Omit all pictures, then retype the data exactly as given.

--- Start ---

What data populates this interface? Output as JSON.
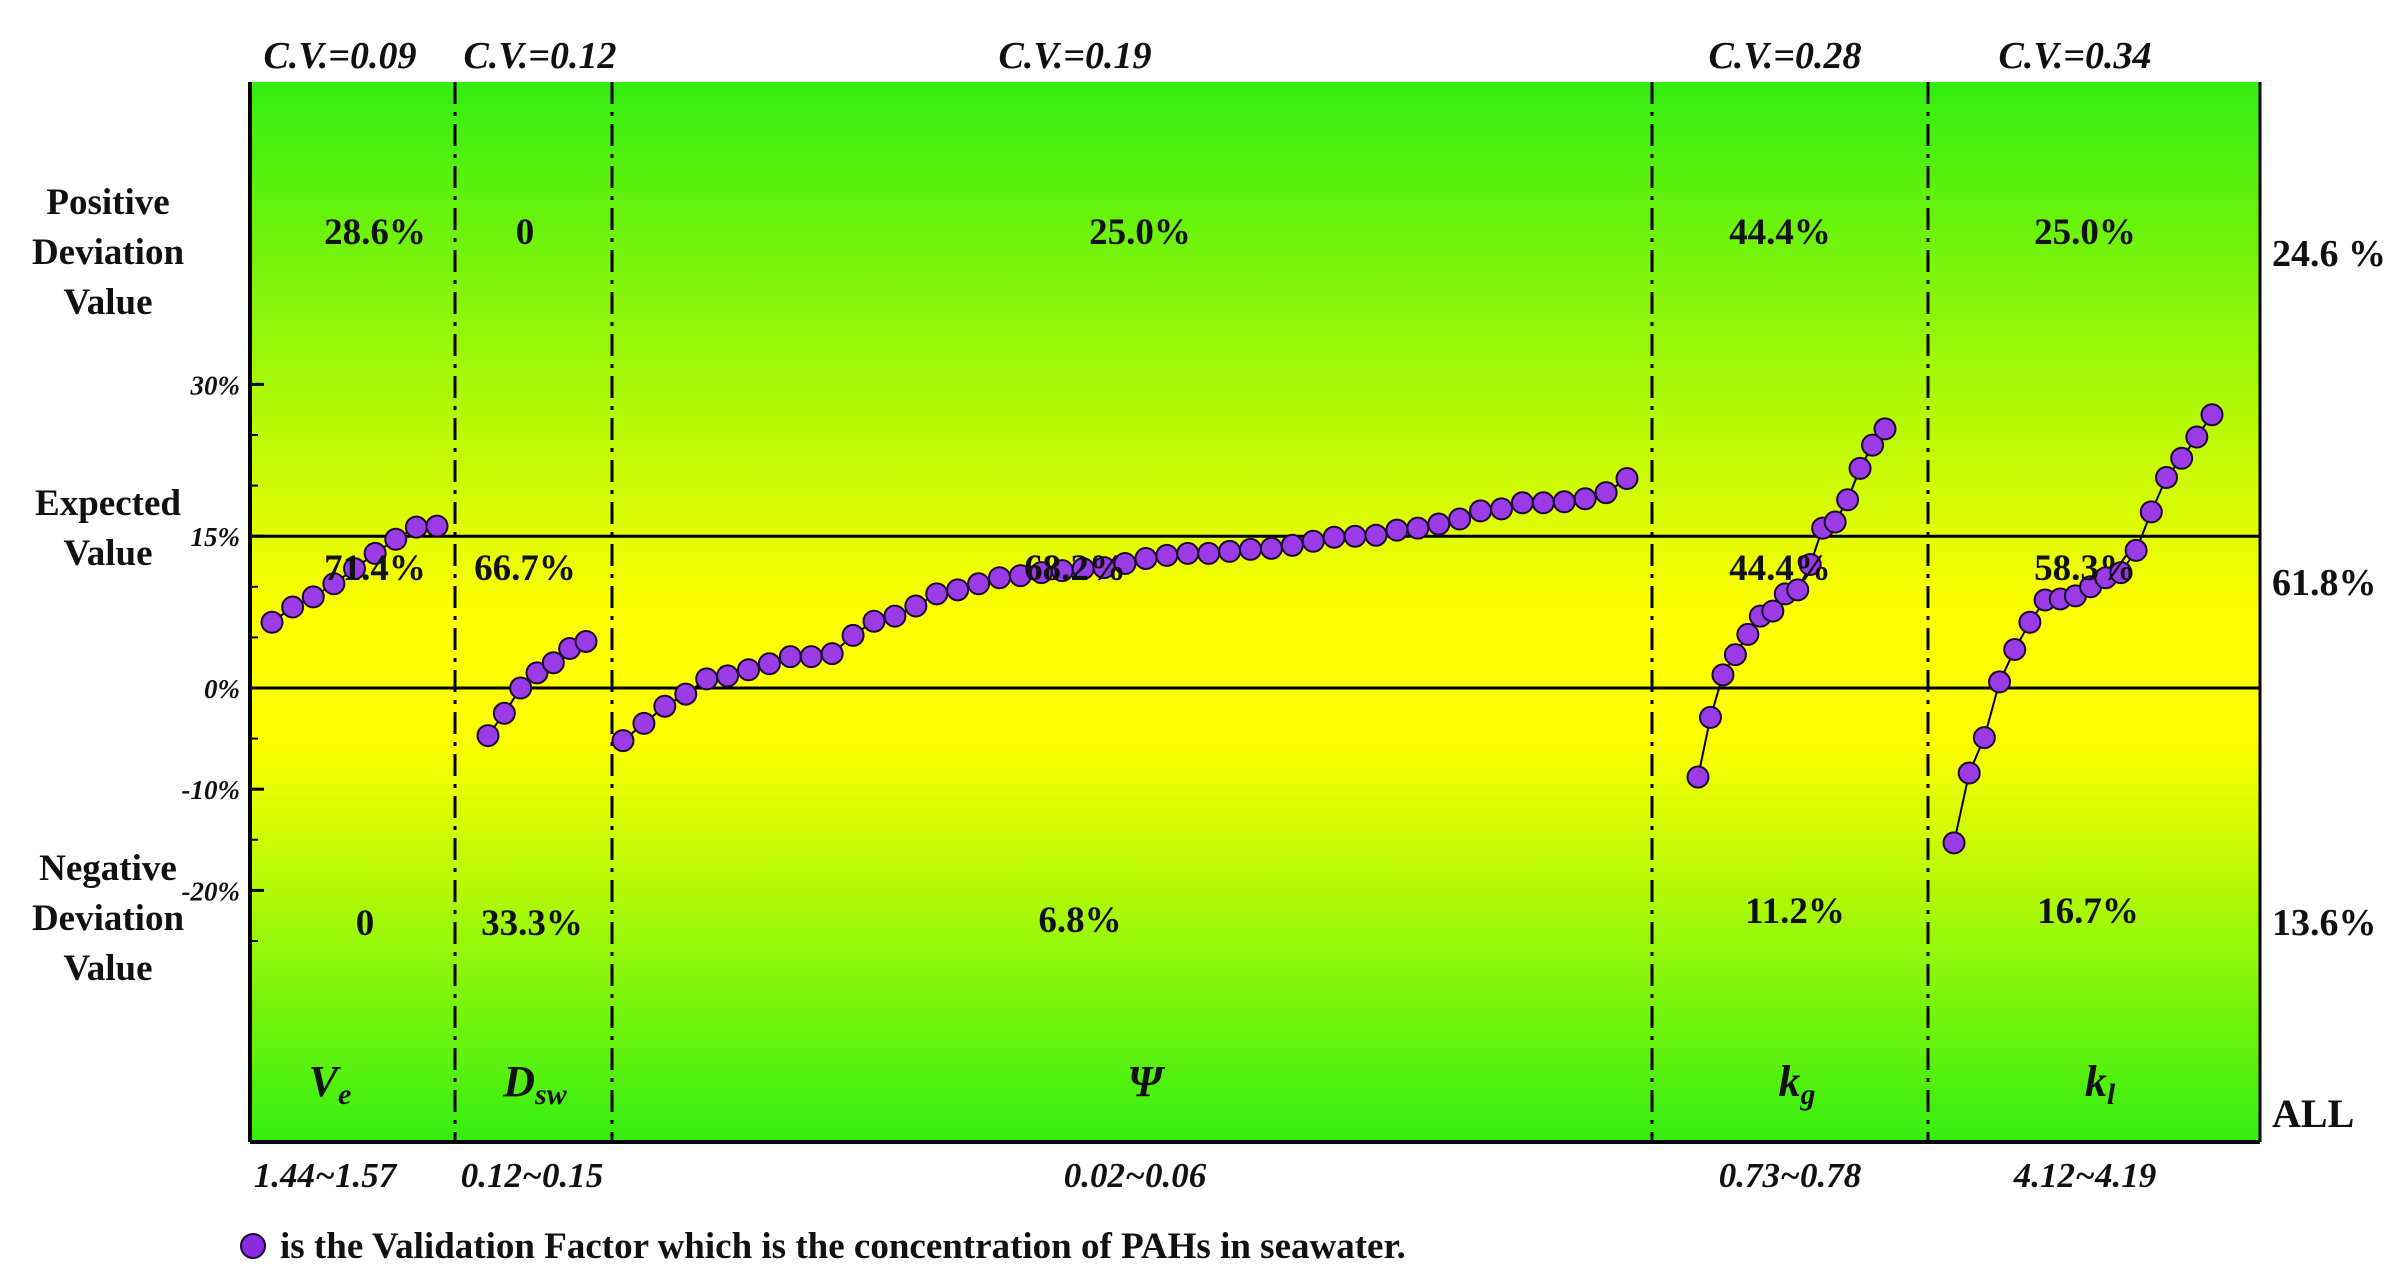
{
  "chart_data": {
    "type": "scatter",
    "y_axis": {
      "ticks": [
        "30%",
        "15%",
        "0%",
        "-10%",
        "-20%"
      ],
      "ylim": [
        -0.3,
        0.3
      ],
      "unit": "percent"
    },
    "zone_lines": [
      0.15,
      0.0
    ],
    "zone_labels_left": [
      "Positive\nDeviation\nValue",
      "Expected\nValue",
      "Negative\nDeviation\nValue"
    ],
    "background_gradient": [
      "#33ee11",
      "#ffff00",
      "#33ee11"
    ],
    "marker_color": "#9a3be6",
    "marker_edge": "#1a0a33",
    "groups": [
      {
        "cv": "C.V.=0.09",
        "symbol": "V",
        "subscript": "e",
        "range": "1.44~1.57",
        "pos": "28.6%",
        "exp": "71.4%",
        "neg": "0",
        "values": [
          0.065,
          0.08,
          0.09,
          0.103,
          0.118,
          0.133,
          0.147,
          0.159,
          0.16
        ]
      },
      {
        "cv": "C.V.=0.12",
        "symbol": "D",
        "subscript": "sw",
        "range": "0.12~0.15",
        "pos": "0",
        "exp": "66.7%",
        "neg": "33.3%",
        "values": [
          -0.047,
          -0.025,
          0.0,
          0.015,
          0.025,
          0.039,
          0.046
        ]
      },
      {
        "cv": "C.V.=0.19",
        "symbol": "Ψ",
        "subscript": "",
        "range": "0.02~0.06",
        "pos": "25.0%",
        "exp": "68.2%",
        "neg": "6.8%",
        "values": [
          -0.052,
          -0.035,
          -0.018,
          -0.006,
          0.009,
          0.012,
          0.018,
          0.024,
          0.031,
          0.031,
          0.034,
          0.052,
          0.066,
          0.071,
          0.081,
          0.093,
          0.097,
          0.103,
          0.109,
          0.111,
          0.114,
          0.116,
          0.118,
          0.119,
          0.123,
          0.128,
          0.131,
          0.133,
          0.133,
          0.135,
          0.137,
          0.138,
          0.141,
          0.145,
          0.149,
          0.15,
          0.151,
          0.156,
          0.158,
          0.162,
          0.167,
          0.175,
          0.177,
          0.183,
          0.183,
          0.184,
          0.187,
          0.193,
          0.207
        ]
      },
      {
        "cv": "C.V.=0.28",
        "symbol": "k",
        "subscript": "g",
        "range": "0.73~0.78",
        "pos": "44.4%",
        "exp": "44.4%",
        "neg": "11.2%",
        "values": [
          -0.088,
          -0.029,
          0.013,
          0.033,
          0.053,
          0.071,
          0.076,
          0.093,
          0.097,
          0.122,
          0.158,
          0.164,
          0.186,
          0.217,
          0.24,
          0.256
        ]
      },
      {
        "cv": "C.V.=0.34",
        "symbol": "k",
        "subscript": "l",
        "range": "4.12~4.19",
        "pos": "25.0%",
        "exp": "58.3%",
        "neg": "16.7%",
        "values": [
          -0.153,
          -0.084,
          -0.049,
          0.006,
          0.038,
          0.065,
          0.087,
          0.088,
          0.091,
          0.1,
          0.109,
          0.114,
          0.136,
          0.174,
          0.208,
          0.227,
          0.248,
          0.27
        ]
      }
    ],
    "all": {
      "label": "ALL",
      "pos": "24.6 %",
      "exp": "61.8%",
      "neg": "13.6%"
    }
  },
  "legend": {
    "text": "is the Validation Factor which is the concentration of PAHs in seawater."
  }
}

--- End ---

- _Solution to this problem_
What data populates this interface? Output as JSON.
{
  "chart_data": {
    "type": "scatter",
    "y_axis": {
      "ticks": [
        "30%",
        "15%",
        "0%",
        "-10%",
        "-20%"
      ],
      "ylim": [
        -0.3,
        0.3
      ],
      "unit": "percent"
    },
    "zone_lines": [
      0.15,
      0.0
    ],
    "zone_labels_left": [
      "Positive\nDeviation\nValue",
      "Expected\nValue",
      "Negative\nDeviation\nValue"
    ],
    "background_gradient": [
      "#33ee11",
      "#ffff00",
      "#33ee11"
    ],
    "marker_color": "#9a3be6",
    "marker_edge": "#1a0a33",
    "groups": [
      {
        "cv": "C.V.=0.09",
        "symbol": "V",
        "subscript": "e",
        "range": "1.44~1.57",
        "pos": "28.6%",
        "exp": "71.4%",
        "neg": "0",
        "values": [
          0.065,
          0.08,
          0.09,
          0.103,
          0.118,
          0.133,
          0.147,
          0.159,
          0.16
        ]
      },
      {
        "cv": "C.V.=0.12",
        "symbol": "D",
        "subscript": "sw",
        "range": "0.12~0.15",
        "pos": "0",
        "exp": "66.7%",
        "neg": "33.3%",
        "values": [
          -0.047,
          -0.025,
          0.0,
          0.015,
          0.025,
          0.039,
          0.046
        ]
      },
      {
        "cv": "C.V.=0.19",
        "symbol": "Ψ",
        "subscript": "",
        "range": "0.02~0.06",
        "pos": "25.0%",
        "exp": "68.2%",
        "neg": "6.8%",
        "values": [
          -0.052,
          -0.035,
          -0.018,
          -0.006,
          0.009,
          0.012,
          0.018,
          0.024,
          0.031,
          0.031,
          0.034,
          0.052,
          0.066,
          0.071,
          0.081,
          0.093,
          0.097,
          0.103,
          0.109,
          0.111,
          0.114,
          0.116,
          0.118,
          0.119,
          0.123,
          0.128,
          0.131,
          0.133,
          0.133,
          0.135,
          0.137,
          0.138,
          0.141,
          0.145,
          0.149,
          0.15,
          0.151,
          0.156,
          0.158,
          0.162,
          0.167,
          0.175,
          0.177,
          0.183,
          0.183,
          0.184,
          0.187,
          0.193,
          0.207
        ]
      },
      {
        "cv": "C.V.=0.28",
        "symbol": "k",
        "subscript": "g",
        "range": "0.73~0.78",
        "pos": "44.4%",
        "exp": "44.4%",
        "neg": "11.2%",
        "values": [
          -0.088,
          -0.029,
          0.013,
          0.033,
          0.053,
          0.071,
          0.076,
          0.093,
          0.097,
          0.122,
          0.158,
          0.164,
          0.186,
          0.217,
          0.24,
          0.256
        ]
      },
      {
        "cv": "C.V.=0.34",
        "symbol": "k",
        "subscript": "l",
        "range": "4.12~4.19",
        "pos": "25.0%",
        "exp": "58.3%",
        "neg": "16.7%",
        "values": [
          -0.153,
          -0.084,
          -0.049,
          0.006,
          0.038,
          0.065,
          0.087,
          0.088,
          0.091,
          0.1,
          0.109,
          0.114,
          0.136,
          0.174,
          0.208,
          0.227,
          0.248,
          0.27
        ]
      }
    ],
    "all": {
      "label": "ALL",
      "pos": "24.6 %",
      "exp": "61.8%",
      "neg": "13.6%"
    }
  },
  "legend": {
    "text": "is the Validation Factor which is the concentration of PAHs in seawater."
  }
}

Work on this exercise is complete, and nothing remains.